Work through the data line by line, gathering every line that has the word "другие".

--- Start Records for processing ---

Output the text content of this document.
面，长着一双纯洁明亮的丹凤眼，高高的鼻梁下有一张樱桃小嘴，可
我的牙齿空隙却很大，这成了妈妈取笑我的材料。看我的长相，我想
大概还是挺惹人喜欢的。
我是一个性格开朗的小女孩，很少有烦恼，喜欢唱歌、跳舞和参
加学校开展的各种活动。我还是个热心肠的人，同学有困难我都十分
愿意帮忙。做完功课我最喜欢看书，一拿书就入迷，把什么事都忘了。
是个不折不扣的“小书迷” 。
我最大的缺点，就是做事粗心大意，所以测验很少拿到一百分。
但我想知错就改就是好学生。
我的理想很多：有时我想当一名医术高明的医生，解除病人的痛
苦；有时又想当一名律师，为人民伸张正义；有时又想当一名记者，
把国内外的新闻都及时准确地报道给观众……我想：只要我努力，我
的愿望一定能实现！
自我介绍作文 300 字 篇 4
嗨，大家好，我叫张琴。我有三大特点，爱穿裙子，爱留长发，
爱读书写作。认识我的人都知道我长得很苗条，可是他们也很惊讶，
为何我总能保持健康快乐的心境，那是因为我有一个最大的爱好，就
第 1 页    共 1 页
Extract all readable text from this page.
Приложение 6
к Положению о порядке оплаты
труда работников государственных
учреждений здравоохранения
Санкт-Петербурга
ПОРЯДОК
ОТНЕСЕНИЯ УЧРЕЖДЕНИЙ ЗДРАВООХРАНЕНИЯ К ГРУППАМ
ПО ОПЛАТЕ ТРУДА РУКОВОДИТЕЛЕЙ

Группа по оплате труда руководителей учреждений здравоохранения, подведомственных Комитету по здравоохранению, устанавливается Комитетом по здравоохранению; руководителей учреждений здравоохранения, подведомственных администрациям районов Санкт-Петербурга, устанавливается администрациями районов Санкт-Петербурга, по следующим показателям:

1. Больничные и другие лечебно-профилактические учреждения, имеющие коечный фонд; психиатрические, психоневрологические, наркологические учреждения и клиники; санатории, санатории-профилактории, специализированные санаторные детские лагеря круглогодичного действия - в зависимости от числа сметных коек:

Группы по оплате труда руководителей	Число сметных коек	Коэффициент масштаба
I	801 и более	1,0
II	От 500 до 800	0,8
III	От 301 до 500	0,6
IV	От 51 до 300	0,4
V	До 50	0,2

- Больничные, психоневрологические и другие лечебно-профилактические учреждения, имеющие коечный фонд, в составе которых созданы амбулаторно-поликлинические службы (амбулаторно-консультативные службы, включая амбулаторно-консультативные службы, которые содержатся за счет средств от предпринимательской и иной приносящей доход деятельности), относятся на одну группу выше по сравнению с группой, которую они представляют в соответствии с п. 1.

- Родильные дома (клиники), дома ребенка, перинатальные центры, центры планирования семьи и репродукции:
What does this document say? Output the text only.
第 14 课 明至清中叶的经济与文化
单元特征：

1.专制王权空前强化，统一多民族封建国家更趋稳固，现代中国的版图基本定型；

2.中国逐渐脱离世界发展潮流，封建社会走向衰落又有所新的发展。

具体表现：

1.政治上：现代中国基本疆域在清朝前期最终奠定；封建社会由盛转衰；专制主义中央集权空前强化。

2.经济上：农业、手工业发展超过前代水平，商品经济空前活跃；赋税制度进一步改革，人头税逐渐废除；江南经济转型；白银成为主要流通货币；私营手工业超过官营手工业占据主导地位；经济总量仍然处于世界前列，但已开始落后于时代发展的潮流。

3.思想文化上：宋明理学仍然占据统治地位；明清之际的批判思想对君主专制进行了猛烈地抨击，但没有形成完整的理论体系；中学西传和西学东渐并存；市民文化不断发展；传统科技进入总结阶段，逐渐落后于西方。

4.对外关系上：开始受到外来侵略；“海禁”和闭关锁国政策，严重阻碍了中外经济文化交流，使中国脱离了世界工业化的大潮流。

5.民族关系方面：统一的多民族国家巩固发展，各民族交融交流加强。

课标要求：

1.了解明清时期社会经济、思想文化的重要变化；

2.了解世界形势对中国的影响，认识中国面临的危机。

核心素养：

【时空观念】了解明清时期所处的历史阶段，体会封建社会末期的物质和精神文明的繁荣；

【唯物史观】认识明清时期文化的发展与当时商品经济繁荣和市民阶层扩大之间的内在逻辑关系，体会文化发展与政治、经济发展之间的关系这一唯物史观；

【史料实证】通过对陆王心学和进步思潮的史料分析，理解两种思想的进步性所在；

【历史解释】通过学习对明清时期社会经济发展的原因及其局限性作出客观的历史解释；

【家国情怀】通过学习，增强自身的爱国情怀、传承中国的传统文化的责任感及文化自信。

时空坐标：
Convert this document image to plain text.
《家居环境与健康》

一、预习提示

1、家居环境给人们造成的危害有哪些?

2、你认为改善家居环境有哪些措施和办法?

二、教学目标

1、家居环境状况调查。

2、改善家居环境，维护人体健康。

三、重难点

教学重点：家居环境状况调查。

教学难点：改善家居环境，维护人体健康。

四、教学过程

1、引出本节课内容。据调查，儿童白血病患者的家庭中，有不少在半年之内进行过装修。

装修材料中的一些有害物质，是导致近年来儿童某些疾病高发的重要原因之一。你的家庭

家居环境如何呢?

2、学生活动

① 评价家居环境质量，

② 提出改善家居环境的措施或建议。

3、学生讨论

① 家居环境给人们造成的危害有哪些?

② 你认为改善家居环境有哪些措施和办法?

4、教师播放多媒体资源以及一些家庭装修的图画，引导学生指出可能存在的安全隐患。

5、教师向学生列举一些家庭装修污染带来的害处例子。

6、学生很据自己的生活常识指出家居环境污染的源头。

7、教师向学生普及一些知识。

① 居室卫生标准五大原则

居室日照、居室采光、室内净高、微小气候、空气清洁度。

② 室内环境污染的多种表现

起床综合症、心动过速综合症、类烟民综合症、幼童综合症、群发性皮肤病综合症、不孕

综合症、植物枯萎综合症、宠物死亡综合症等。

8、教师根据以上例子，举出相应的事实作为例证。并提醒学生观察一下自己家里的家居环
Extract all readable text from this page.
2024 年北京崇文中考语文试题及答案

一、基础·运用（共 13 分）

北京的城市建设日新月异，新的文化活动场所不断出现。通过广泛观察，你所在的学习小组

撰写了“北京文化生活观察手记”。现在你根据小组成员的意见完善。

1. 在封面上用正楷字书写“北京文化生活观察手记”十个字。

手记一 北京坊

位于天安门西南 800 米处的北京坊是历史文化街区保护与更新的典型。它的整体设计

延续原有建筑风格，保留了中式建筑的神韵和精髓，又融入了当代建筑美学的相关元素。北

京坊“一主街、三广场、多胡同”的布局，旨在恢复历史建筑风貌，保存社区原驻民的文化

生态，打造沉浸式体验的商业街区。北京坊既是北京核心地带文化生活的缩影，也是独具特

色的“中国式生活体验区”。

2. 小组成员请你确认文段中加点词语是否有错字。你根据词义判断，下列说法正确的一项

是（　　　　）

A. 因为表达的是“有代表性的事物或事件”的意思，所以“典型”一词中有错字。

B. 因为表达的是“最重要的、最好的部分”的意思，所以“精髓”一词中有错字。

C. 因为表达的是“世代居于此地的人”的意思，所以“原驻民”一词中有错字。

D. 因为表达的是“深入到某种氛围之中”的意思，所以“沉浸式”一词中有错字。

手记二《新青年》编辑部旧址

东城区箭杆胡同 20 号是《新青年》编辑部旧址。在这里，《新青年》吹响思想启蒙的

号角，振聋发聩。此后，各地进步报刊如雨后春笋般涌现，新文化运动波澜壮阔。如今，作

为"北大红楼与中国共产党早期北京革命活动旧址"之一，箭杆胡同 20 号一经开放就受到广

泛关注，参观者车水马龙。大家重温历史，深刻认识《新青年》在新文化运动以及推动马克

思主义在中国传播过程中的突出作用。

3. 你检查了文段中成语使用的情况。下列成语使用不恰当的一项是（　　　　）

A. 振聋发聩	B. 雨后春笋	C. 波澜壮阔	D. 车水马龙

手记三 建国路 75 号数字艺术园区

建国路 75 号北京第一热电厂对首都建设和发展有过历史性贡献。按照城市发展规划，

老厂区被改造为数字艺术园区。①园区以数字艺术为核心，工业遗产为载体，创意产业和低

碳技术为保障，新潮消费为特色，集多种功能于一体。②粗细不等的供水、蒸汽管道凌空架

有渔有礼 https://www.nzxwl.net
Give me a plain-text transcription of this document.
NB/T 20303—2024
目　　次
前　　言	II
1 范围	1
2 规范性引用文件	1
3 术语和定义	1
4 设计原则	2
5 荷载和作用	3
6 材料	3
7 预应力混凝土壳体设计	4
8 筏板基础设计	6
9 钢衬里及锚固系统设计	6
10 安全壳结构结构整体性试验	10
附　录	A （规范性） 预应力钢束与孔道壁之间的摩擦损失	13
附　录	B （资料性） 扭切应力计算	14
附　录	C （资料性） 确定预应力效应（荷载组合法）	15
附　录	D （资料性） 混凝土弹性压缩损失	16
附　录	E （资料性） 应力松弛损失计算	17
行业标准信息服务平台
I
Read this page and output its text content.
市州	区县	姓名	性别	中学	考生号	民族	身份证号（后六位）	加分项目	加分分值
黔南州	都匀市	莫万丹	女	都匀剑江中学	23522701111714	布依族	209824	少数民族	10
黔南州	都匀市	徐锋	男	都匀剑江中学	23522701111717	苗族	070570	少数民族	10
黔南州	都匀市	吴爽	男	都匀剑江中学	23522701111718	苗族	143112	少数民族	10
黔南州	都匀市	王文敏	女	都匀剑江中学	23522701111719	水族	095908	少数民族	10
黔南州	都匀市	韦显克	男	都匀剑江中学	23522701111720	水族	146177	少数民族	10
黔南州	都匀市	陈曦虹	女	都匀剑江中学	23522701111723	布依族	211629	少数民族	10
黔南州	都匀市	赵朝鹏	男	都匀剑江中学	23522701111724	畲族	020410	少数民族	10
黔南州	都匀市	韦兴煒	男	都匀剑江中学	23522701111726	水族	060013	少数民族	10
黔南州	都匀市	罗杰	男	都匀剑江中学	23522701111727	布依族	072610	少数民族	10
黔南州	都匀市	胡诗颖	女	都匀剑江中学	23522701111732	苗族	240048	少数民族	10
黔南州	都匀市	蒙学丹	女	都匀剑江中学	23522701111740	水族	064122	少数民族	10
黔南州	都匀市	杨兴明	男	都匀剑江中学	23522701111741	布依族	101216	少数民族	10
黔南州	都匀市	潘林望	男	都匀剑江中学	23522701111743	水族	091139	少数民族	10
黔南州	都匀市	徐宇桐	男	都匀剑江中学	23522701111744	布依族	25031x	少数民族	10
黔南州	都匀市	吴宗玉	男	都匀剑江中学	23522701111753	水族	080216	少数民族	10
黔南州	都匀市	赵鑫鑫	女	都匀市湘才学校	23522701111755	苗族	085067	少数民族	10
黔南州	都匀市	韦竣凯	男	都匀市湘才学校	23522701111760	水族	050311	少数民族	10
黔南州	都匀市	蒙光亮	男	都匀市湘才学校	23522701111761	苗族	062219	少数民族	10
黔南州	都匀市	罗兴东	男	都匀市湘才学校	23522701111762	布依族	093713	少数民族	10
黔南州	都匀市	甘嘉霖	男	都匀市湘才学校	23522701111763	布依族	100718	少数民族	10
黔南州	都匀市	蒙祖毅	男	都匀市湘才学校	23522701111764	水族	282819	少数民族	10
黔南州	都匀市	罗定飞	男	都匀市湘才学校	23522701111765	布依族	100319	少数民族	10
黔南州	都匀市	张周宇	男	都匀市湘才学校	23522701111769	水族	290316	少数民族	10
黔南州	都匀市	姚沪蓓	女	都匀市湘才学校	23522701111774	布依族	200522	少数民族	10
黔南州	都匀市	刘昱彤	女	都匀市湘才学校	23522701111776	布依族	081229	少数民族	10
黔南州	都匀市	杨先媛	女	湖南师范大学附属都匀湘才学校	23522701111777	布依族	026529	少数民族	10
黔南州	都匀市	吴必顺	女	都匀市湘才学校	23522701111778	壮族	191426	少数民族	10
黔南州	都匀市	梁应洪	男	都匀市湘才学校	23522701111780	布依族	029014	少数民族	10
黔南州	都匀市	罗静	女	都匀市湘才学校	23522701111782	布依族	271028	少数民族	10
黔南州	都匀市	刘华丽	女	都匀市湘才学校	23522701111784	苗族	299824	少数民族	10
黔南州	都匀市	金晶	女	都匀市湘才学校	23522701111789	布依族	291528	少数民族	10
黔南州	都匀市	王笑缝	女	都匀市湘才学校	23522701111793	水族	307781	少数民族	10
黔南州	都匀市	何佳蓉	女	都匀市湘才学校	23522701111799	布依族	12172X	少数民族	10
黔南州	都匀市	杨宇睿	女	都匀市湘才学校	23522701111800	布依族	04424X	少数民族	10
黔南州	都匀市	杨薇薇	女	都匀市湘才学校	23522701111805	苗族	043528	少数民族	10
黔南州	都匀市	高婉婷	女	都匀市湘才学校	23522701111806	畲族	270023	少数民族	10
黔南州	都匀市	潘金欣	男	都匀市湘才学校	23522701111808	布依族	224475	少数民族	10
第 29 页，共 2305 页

--- End Records for processing ---

* Result of this task:
1. Больничные и другие лечебно-профилактические учреждения, имеющие коечный фонд; психиатрические, психоневрологические, наркологические учреждения и клиники; санатории, санатории-профилактории, специализированные санаторные детские лагеря круглогодичного действия - в зависимости от числа сметных коек:
- Больничные, психоневрологические и другие лечебно-профилактические учреждения, имеющие коечный фонд, в составе которых созданы амбулаторно-поликлинические службы (амбулаторно-консультативные службы, включая амбулаторно-консультативные службы, которые содержатся за счет средств от предпринимательской и иной приносящей доход деятельности), относятся на одну группу выше по сравнению с группой, которую они представляют в соответствии с п. 1.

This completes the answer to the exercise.